* Set exercise: Check each line of the listing, and copy it if it contains the word "this".

Figure data in JSON:

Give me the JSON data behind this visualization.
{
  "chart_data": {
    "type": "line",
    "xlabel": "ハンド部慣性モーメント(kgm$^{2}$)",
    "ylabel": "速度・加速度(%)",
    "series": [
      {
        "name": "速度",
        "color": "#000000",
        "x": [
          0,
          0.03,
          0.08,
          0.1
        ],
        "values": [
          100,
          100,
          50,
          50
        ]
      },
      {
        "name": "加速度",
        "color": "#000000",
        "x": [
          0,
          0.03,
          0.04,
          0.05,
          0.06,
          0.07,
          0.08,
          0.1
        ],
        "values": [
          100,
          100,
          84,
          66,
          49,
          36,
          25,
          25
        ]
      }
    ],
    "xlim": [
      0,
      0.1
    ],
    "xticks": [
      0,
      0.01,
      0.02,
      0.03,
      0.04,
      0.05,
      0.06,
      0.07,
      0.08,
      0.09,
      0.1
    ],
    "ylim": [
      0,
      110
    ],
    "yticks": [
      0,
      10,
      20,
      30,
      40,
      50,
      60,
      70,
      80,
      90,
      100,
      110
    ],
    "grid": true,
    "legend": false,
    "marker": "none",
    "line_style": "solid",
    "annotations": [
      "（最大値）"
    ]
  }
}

==

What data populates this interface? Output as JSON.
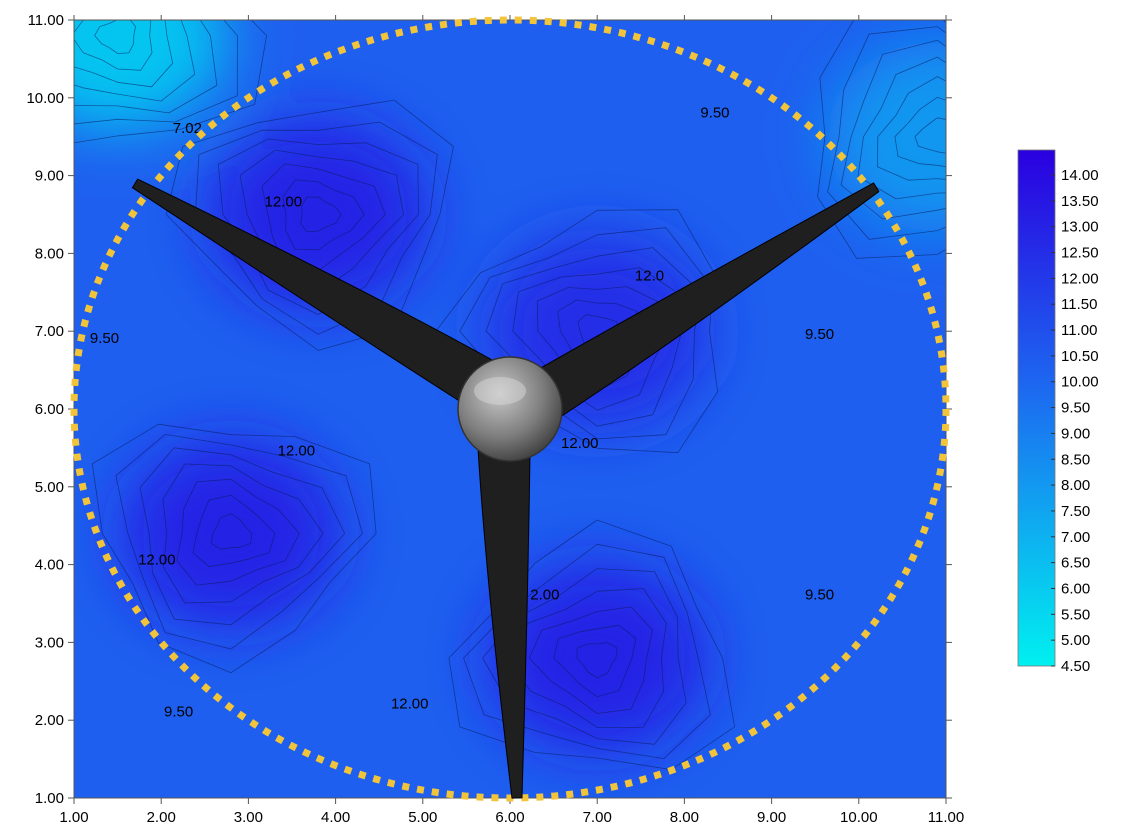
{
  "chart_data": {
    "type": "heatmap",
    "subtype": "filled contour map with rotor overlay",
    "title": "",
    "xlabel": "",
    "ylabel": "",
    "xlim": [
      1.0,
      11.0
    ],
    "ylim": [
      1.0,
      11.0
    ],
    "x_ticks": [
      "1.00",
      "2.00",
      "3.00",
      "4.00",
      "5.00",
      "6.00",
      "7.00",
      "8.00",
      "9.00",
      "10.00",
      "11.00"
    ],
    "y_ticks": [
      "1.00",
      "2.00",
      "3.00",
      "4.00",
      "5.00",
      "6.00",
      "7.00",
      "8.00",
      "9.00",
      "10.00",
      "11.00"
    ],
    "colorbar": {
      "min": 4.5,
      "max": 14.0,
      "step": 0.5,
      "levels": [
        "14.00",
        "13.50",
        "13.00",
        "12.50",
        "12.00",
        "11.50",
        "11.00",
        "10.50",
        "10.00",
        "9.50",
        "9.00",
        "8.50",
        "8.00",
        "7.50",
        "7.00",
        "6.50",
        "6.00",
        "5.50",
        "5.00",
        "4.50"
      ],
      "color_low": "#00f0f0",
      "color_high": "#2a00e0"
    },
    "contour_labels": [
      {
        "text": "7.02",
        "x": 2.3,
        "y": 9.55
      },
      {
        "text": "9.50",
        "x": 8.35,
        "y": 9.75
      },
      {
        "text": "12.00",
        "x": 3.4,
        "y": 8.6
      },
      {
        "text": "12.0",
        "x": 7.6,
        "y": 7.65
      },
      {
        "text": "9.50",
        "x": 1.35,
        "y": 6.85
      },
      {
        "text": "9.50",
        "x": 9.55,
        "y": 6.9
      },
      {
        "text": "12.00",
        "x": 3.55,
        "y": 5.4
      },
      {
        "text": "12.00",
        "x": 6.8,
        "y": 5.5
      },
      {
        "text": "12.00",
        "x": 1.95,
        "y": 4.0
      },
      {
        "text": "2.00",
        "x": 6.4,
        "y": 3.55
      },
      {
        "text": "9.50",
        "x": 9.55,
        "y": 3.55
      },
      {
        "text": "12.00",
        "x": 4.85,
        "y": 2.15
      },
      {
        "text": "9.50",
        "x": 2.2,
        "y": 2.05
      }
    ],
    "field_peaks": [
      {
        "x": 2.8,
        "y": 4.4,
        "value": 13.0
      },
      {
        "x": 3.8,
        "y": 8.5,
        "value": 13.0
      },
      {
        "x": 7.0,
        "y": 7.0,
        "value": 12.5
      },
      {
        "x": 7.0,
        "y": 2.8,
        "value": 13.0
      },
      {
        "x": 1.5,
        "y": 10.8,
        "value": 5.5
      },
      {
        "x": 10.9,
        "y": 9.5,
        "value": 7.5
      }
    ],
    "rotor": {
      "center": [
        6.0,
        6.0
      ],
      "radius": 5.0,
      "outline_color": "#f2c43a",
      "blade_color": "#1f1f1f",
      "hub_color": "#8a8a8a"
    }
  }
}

* Result of the task:
Give me the JSON data behind this visualization.
What data populates this interface? Output as JSON.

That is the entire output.